▸ Written problem
What follows is a listing. Return every line of it exactly.

>> start Listing

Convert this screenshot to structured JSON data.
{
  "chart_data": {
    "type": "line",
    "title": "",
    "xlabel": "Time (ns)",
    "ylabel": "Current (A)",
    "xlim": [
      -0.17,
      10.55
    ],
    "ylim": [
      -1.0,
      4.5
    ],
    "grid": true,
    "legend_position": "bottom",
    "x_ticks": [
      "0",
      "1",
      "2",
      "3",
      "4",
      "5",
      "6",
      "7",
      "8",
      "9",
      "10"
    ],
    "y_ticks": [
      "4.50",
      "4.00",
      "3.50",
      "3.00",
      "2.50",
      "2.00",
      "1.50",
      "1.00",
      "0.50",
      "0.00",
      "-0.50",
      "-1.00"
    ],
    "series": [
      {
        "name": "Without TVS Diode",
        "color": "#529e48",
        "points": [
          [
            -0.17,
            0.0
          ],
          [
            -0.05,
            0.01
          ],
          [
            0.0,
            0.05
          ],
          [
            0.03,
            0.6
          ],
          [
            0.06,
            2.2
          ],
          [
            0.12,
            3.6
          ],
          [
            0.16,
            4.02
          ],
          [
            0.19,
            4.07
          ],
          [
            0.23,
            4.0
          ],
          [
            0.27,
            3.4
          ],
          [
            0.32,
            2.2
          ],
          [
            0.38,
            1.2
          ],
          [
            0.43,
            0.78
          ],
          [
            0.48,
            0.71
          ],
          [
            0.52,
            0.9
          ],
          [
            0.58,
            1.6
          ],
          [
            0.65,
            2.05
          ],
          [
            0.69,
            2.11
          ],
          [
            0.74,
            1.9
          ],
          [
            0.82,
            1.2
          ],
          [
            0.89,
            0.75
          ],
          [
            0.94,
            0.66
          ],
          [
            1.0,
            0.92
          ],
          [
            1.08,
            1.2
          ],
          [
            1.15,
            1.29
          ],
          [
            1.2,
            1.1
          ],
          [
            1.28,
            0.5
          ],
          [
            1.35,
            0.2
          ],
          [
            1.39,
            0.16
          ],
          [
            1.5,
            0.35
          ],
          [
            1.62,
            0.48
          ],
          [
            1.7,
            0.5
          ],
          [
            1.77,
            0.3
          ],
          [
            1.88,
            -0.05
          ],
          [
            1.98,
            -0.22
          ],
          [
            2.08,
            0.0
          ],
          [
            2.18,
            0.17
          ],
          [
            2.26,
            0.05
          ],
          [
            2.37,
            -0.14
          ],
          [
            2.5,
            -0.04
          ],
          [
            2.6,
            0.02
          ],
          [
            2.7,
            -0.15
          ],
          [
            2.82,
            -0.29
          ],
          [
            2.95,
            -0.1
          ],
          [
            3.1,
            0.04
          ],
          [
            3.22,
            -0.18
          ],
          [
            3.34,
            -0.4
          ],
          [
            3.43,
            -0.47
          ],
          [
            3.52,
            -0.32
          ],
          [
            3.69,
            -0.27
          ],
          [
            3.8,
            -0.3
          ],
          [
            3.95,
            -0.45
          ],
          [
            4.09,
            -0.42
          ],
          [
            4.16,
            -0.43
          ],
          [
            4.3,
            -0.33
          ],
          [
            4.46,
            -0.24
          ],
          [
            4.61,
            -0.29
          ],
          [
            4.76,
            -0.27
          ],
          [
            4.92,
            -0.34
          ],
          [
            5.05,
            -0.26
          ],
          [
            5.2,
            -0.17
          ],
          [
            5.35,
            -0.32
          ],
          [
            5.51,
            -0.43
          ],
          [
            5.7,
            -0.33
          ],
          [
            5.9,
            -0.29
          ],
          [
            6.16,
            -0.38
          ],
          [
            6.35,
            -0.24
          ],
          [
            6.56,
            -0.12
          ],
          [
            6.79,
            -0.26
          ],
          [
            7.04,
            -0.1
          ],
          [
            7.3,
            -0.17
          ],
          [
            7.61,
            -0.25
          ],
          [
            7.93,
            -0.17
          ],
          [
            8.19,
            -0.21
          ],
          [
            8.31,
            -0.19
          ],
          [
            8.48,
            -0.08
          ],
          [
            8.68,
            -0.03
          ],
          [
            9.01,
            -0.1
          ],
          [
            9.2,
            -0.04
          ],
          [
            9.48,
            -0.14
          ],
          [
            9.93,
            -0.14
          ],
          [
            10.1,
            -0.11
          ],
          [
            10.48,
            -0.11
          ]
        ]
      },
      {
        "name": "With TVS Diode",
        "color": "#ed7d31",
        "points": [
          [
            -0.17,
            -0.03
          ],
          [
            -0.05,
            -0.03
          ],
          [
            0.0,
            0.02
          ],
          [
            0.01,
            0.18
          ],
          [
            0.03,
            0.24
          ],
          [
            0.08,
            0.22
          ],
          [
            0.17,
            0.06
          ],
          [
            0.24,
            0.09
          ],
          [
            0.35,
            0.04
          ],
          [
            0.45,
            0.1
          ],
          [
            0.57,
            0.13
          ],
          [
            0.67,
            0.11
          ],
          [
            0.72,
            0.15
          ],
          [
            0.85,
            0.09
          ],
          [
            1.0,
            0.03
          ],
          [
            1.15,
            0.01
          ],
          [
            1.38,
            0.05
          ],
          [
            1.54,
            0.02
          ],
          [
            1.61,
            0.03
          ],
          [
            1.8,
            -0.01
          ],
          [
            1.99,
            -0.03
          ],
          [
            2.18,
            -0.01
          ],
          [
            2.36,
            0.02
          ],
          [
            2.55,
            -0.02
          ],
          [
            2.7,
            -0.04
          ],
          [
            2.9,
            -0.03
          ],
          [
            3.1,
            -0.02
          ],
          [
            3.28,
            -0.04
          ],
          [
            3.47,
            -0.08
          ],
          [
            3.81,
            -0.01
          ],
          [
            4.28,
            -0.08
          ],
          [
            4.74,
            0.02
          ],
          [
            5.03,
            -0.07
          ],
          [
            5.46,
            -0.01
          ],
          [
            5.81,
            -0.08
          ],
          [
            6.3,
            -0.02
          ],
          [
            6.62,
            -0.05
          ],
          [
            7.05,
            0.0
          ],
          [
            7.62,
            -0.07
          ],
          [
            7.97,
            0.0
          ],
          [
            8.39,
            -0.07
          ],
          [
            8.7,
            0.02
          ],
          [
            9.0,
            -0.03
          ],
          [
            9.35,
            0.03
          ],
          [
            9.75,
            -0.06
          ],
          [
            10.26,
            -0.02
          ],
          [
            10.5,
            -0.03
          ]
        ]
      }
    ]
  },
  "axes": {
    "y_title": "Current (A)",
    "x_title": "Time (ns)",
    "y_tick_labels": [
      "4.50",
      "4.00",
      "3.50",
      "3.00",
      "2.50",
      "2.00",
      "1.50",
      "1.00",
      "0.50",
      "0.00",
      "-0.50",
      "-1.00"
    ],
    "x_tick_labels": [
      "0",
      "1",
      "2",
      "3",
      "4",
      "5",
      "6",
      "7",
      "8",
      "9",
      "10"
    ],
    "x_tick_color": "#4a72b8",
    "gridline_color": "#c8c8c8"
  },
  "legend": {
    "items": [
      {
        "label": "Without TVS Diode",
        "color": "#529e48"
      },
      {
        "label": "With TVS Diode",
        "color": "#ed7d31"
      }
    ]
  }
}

>> end Listing

▸ Completed task
Convert this screenshot to structured JSON data.
{
  "chart_data": {
    "type": "line",
    "title": "",
    "xlabel": "Time (ns)",
    "ylabel": "Current (A)",
    "xlim": [
      -0.17,
      10.55
    ],
    "ylim": [
      -1.0,
      4.5
    ],
    "grid": true,
    "legend_position": "bottom",
    "x_ticks": [
      "0",
      "1",
      "2",
      "3",
      "4",
      "5",
      "6",
      "7",
      "8",
      "9",
      "10"
    ],
    "y_ticks": [
      "4.50",
      "4.00",
      "3.50",
      "3.00",
      "2.50",
      "2.00",
      "1.50",
      "1.00",
      "0.50",
      "0.00",
      "-0.50",
      "-1.00"
    ],
    "series": [
      {
        "name": "Without TVS Diode",
        "color": "#529e48",
        "points": [
          [
            -0.17,
            0.0
          ],
          [
            -0.05,
            0.01
          ],
          [
            0.0,
            0.05
          ],
          [
            0.03,
            0.6
          ],
          [
            0.06,
            2.2
          ],
          [
            0.12,
            3.6
          ],
          [
            0.16,
            4.02
          ],
          [
            0.19,
            4.07
          ],
          [
            0.23,
            4.0
          ],
          [
            0.27,
            3.4
          ],
          [
            0.32,
            2.2
          ],
          [
            0.38,
            1.2
          ],
          [
            0.43,
            0.78
          ],
          [
            0.48,
            0.71
          ],
          [
            0.52,
            0.9
          ],
          [
            0.58,
            1.6
          ],
          [
            0.65,
            2.05
          ],
          [
            0.69,
            2.11
          ],
          [
            0.74,
            1.9
          ],
          [
            0.82,
            1.2
          ],
          [
            0.89,
            0.75
          ],
          [
            0.94,
            0.66
          ],
          [
            1.0,
            0.92
          ],
          [
            1.08,
            1.2
          ],
          [
            1.15,
            1.29
          ],
          [
            1.2,
            1.1
          ],
          [
            1.28,
            0.5
          ],
          [
            1.35,
            0.2
          ],
          [
            1.39,
            0.16
          ],
          [
            1.5,
            0.35
          ],
          [
            1.62,
            0.48
          ],
          [
            1.7,
            0.5
          ],
          [
            1.77,
            0.3
          ],
          [
            1.88,
            -0.05
          ],
          [
            1.98,
            -0.22
          ],
          [
            2.08,
            0.0
          ],
          [
            2.18,
            0.17
          ],
          [
            2.26,
            0.05
          ],
          [
            2.37,
            -0.14
          ],
          [
            2.5,
            -0.04
          ],
          [
            2.6,
            0.02
          ],
          [
            2.7,
            -0.15
          ],
          [
            2.82,
            -0.29
          ],
          [
            2.95,
            -0.1
          ],
          [
            3.1,
            0.04
          ],
          [
            3.22,
            -0.18
          ],
          [
            3.34,
            -0.4
          ],
          [
            3.43,
            -0.47
          ],
          [
            3.52,
            -0.32
          ],
          [
            3.69,
            -0.27
          ],
          [
            3.8,
            -0.3
          ],
          [
            3.95,
            -0.45
          ],
          [
            4.09,
            -0.42
          ],
          [
            4.16,
            -0.43
          ],
          [
            4.3,
            -0.33
          ],
          [
            4.46,
            -0.24
          ],
          [
            4.61,
            -0.29
          ],
          [
            4.76,
            -0.27
          ],
          [
            4.92,
            -0.34
          ],
          [
            5.05,
            -0.26
          ],
          [
            5.2,
            -0.17
          ],
          [
            5.35,
            -0.32
          ],
          [
            5.51,
            -0.43
          ],
          [
            5.7,
            -0.33
          ],
          [
            5.9,
            -0.29
          ],
          [
            6.16,
            -0.38
          ],
          [
            6.35,
            -0.24
          ],
          [
            6.56,
            -0.12
          ],
          [
            6.79,
            -0.26
          ],
          [
            7.04,
            -0.1
          ],
          [
            7.3,
            -0.17
          ],
          [
            7.61,
            -0.25
          ],
          [
            7.93,
            -0.17
          ],
          [
            8.19,
            -0.21
          ],
          [
            8.31,
            -0.19
          ],
          [
            8.48,
            -0.08
          ],
          [
            8.68,
            -0.03
          ],
          [
            9.01,
            -0.1
          ],
          [
            9.2,
            -0.04
          ],
          [
            9.48,
            -0.14
          ],
          [
            9.93,
            -0.14
          ],
          [
            10.1,
            -0.11
          ],
          [
            10.48,
            -0.11
          ]
        ]
      },
      {
        "name": "With TVS Diode",
        "color": "#ed7d31",
        "points": [
          [
            -0.17,
            -0.03
          ],
          [
            -0.05,
            -0.03
          ],
          [
            0.0,
            0.02
          ],
          [
            0.01,
            0.18
          ],
          [
            0.03,
            0.24
          ],
          [
            0.08,
            0.22
          ],
          [
            0.17,
            0.06
          ],
          [
            0.24,
            0.09
          ],
          [
            0.35,
            0.04
          ],
          [
            0.45,
            0.1
          ],
          [
            0.57,
            0.13
          ],
          [
            0.67,
            0.11
          ],
          [
            0.72,
            0.15
          ],
          [
            0.85,
            0.09
          ],
          [
            1.0,
            0.03
          ],
          [
            1.15,
            0.01
          ],
          [
            1.38,
            0.05
          ],
          [
            1.54,
            0.02
          ],
          [
            1.61,
            0.03
          ],
          [
            1.8,
            -0.01
          ],
          [
            1.99,
            -0.03
          ],
          [
            2.18,
            -0.01
          ],
          [
            2.36,
            0.02
          ],
          [
            2.55,
            -0.02
          ],
          [
            2.7,
            -0.04
          ],
          [
            2.9,
            -0.03
          ],
          [
            3.1,
            -0.02
          ],
          [
            3.28,
            -0.04
          ],
          [
            3.47,
            -0.08
          ],
          [
            3.81,
            -0.01
          ],
          [
            4.28,
            -0.08
          ],
          [
            4.74,
            0.02
          ],
          [
            5.03,
            -0.07
          ],
          [
            5.46,
            -0.01
          ],
          [
            5.81,
            -0.08
          ],
          [
            6.3,
            -0.02
          ],
          [
            6.62,
            -0.05
          ],
          [
            7.05,
            0.0
          ],
          [
            7.62,
            -0.07
          ],
          [
            7.97,
            0.0
          ],
          [
            8.39,
            -0.07
          ],
          [
            8.7,
            0.02
          ],
          [
            9.0,
            -0.03
          ],
          [
            9.35,
            0.03
          ],
          [
            9.75,
            -0.06
          ],
          [
            10.26,
            -0.02
          ],
          [
            10.5,
            -0.03
          ]
        ]
      }
    ]
  },
  "axes": {
    "y_title": "Current (A)",
    "x_title": "Time (ns)",
    "y_tick_labels": [
      "4.50",
      "4.00",
      "3.50",
      "3.00",
      "2.50",
      "2.00",
      "1.50",
      "1.00",
      "0.50",
      "0.00",
      "-0.50",
      "-1.00"
    ],
    "x_tick_labels": [
      "0",
      "1",
      "2",
      "3",
      "4",
      "5",
      "6",
      "7",
      "8",
      "9",
      "10"
    ],
    "x_tick_color": "#4a72b8",
    "gridline_color": "#c8c8c8"
  },
  "legend": {
    "items": [
      {
        "label": "Without TVS Diode",
        "color": "#529e48"
      },
      {
        "label": "With TVS Diode",
        "color": "#ed7d31"
      }
    ]
  }
}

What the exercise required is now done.